##### Exercise inputs #####

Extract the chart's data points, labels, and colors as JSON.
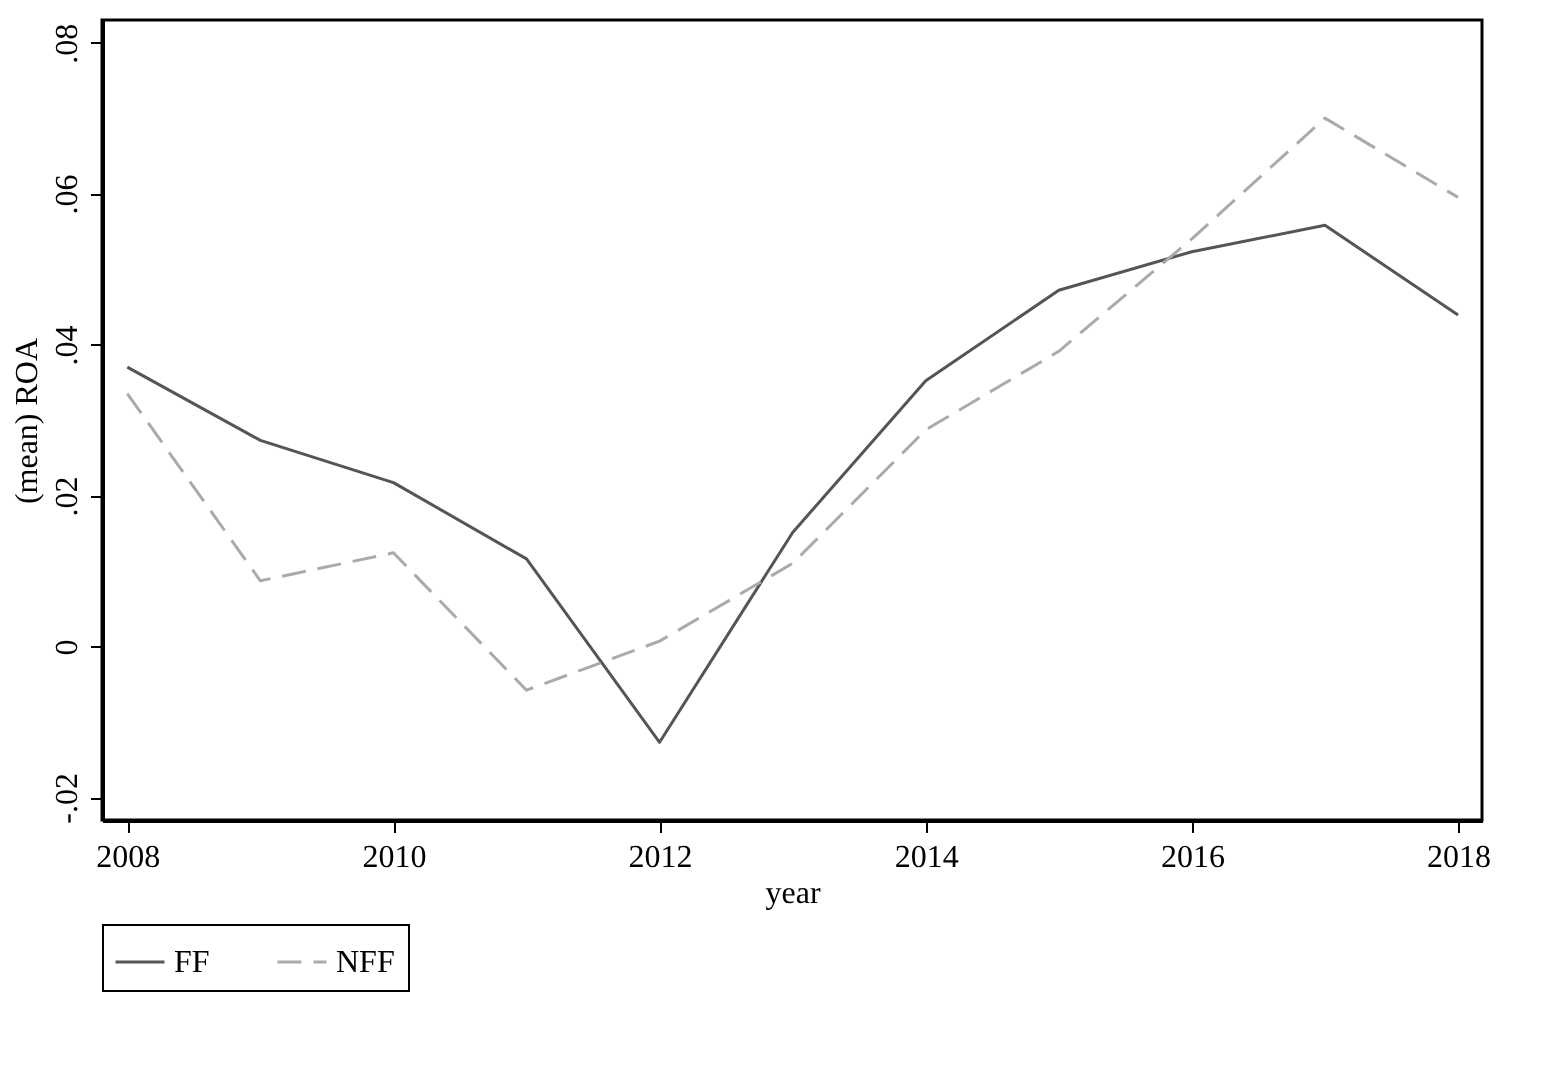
{
  "chart_data": {
    "type": "line",
    "xlabel": "year",
    "ylabel": "(mean) ROA",
    "x": [
      2008,
      2009,
      2010,
      2011,
      2012,
      2013,
      2014,
      2015,
      2016,
      2017,
      2018
    ],
    "series": [
      {
        "name": "FF",
        "color": "#555555",
        "line_style": "solid",
        "values": [
          0.037,
          0.0273,
          0.0217,
          0.0116,
          -0.0127,
          0.0151,
          0.0352,
          0.0472,
          0.0523,
          0.0558,
          0.0439
        ]
      },
      {
        "name": "NFF",
        "color": "#aaaaaa",
        "line_style": "dashed",
        "values": [
          0.0335,
          0.0087,
          0.0124,
          -0.0058,
          0.0007,
          0.011,
          0.0287,
          0.0391,
          0.054,
          0.07,
          0.0595
        ]
      }
    ],
    "xlim": [
      2007.81,
      2018.18
    ],
    "xticks": [
      2008,
      2010,
      2012,
      2014,
      2016,
      2018
    ],
    "ylim": [
      -0.023,
      0.083
    ],
    "yticks": [
      {
        "value": -0.02,
        "label": "-.02"
      },
      {
        "value": 0,
        "label": "0"
      },
      {
        "value": 0.02,
        "label": ".02"
      },
      {
        "value": 0.04,
        "label": ".04"
      },
      {
        "value": 0.06,
        "label": ".06"
      },
      {
        "value": 0.08,
        "label": ".08"
      }
    ],
    "grid": false,
    "legend": "bottom",
    "marker": "none"
  }
}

#####

Make a word-for-word copy of the entries, without any pictures.

Extract the chart's data points, labels, and colors as JSON.
{
  "chart_data": {
    "type": "line",
    "xlabel": "year",
    "ylabel": "(mean) ROA",
    "x": [
      2008,
      2009,
      2010,
      2011,
      2012,
      2013,
      2014,
      2015,
      2016,
      2017,
      2018
    ],
    "series": [
      {
        "name": "FF",
        "color": "#555555",
        "line_style": "solid",
        "values": [
          0.037,
          0.0273,
          0.0217,
          0.0116,
          -0.0127,
          0.0151,
          0.0352,
          0.0472,
          0.0523,
          0.0558,
          0.0439
        ]
      },
      {
        "name": "NFF",
        "color": "#aaaaaa",
        "line_style": "dashed",
        "values": [
          0.0335,
          0.0087,
          0.0124,
          -0.0058,
          0.0007,
          0.011,
          0.0287,
          0.0391,
          0.054,
          0.07,
          0.0595
        ]
      }
    ],
    "xlim": [
      2007.81,
      2018.18
    ],
    "xticks": [
      2008,
      2010,
      2012,
      2014,
      2016,
      2018
    ],
    "ylim": [
      -0.023,
      0.083
    ],
    "yticks": [
      {
        "value": -0.02,
        "label": "-.02"
      },
      {
        "value": 0,
        "label": "0"
      },
      {
        "value": 0.02,
        "label": ".02"
      },
      {
        "value": 0.04,
        "label": ".04"
      },
      {
        "value": 0.06,
        "label": ".06"
      },
      {
        "value": 0.08,
        "label": ".08"
      }
    ],
    "grid": false,
    "legend": "bottom",
    "marker": "none"
  }
}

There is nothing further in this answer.